**Excerto**:

+ + + + + + +

O que faz o açúcar no cérebro?



Quando ingerimos açúcar, nosso cérebro fica satisfeito e entende o ato como uma gratificação. Imediatamente, o nosso sistema de “recompensa” é ativado e experimentamos sintomas parecidos com os da dependência química:


• Fissura ou craving: forte desejo ou compulsão pela substância;

• Dificuldade de controlar o uso e de conseguir determinar início, fim e quantidades;

• Necessidades de quantidades cada vez maiores para experimentar o prazer que inicialmente sentia;

• Continuidade do uso a despeito da consciência dos prejuízos que ele causa.


O açúcar tem impactos importantes em nossa memória e capacidade de aprendizagem. Isso acontece porque o processo de sinapses fica prejudicado e passam a existir falhas na comunicação neuronal, o que torna nossa capacidade de aprendizagem mais lenta e nossa memória mais falha.

+ + + + + + +

**Amostra de dados**:

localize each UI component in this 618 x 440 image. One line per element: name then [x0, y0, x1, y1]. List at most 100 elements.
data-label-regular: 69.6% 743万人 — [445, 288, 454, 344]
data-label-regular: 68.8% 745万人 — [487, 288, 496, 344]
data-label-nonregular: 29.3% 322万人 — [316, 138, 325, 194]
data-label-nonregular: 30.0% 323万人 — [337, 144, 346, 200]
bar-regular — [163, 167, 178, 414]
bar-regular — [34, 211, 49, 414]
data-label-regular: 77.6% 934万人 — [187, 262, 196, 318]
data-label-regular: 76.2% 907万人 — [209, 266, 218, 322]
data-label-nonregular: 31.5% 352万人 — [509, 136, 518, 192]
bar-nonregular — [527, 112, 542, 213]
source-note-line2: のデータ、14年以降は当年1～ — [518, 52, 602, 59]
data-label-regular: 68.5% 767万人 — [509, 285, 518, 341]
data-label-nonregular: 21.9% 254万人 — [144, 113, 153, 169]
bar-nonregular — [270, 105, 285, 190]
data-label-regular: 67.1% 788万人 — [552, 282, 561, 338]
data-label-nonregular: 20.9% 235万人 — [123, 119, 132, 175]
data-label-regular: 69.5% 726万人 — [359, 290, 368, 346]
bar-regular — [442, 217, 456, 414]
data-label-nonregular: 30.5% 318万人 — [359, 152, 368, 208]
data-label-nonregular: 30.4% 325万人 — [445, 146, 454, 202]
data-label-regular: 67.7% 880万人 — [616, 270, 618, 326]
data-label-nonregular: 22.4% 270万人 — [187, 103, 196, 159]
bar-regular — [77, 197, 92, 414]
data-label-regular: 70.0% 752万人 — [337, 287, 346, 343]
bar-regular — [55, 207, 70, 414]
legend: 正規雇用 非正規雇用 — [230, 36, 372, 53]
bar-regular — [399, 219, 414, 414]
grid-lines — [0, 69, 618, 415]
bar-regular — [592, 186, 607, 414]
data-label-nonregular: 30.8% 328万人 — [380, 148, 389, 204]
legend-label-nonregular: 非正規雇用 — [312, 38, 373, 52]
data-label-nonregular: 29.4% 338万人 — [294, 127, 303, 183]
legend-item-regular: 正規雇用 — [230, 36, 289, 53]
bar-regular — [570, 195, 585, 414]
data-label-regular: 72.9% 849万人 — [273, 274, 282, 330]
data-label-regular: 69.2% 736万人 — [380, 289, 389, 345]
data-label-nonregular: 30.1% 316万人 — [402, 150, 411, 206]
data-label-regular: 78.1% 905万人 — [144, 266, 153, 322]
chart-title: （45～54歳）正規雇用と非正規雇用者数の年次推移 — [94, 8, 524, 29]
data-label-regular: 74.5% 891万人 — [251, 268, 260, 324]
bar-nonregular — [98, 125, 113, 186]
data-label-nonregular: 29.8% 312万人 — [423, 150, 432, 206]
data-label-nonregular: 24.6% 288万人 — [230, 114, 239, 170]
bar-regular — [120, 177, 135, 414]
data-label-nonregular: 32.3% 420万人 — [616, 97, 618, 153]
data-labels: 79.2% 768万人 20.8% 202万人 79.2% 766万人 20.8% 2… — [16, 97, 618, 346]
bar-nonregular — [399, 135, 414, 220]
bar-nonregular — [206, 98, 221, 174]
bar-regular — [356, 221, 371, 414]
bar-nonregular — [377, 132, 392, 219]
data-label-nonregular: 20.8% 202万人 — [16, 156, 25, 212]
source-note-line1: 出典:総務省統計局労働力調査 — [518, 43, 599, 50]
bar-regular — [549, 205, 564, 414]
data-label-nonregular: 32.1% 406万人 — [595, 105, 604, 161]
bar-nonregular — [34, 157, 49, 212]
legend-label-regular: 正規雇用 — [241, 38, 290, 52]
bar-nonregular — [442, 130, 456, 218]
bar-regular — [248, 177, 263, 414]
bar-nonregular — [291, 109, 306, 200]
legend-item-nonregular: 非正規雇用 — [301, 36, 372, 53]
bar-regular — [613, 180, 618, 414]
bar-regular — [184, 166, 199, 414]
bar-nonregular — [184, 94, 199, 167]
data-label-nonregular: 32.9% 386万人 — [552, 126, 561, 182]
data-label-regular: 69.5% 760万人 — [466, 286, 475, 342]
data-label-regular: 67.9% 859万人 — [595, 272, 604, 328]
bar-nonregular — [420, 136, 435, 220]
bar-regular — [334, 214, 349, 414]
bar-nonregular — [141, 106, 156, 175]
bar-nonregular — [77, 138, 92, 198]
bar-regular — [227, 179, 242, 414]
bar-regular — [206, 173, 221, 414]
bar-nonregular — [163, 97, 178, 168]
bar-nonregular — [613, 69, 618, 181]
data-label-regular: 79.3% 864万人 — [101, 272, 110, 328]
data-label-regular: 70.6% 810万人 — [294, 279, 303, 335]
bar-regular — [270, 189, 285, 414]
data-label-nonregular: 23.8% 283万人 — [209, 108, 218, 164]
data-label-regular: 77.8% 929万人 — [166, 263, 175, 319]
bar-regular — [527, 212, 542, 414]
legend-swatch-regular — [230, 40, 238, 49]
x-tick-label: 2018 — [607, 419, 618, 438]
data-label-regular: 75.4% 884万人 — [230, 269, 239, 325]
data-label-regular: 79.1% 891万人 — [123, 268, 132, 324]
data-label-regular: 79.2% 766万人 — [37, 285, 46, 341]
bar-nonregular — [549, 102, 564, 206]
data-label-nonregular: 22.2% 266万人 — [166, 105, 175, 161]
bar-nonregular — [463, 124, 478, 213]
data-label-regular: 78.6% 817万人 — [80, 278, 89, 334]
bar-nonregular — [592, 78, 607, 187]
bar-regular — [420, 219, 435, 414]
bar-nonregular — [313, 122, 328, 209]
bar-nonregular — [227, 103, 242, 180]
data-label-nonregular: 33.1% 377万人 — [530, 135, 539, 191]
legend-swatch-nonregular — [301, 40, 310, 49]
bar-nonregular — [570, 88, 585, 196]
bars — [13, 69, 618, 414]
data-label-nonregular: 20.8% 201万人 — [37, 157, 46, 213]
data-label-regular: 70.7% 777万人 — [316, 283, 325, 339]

+ + + + + + +

**Ação a realizar 1**: Duplique o trecho do excerto sobre o açúcar no cérebro que começa em "Quando ingerimos açúcar, nosso" e termina em "que ele causa.".
**Ação a realizar 2**: Indique se cada afirmação concorda com o excerto sobre o açúcar no cérebro, respondendo sim ou não e citando as palavras decisivas do excerto: (a) o açúcar ativa o sistema de recompensa do cérebro; (b) o açúcar torna a capacidade de aprendizagem mais rápida; (c) o uso continua mesmo com a consciência dos prejuízos.
**Ação a realizar 3**: Dê sequência ao excerto sobre o açúcar no cérebro a partir do ponto em que ele termina.
As linhas não têm relação alguma com o excerto.

**Área de resposta 1**:
Quando ingerimos açúcar, nosso cérebro fica satisfeito e entende o ato como uma gratificação. Imediatamente, o nosso sistema de “recompensa” é ativado e experimentamos sintomas parecidos com os da dependência química:


• Fissura ou craving: forte desejo ou compulsão pela substância;

• Dificuldade de controlar o uso e de conseguir determinar início, fim e quantidades;

• Necessidades de quantidades cada vez maiores para experimentar o prazer que inicialmente sentia;

• Continuidade do uso a despeito da consciência dos prejuízos que ele causa.

**Área de resposta 2**:
(a) Sim: "Imediatamente, o nosso sistema de “recompensa” é ativado"
(b) Não: "o que torna nossa capacidade de aprendizagem mais lenta"
(c) Sim: "Continuidade do uso a despeito da consciência dos prejuízos que ele causa"

**Área de resposta 3**:
A excessiva ingesta de açúcar pode enfraquecer as ligações entre as células cerebrais e a insulina, que é o hormônio que regula os níveis de açúcar no sangue, passando a não desempenhar seu papel com eficácia, o que pode desencadear intolerância ou mesmo resistência à insulina.


Esses altos níveis de glicose estão relacionados ao desenvolvimento de maior risco para desordens neurodegenerativas como o Alzheimer.


As altas taxas de açúcar no sangue podem causar inflamação no cérebro, e esse processo neuroinflamatório é considerado uma das possíveis causas de depressão.


Então, se você percebe que tem dificuldade para controlar a ingestão de doces, talvez esteja na hora de procurar um auxílio profissional.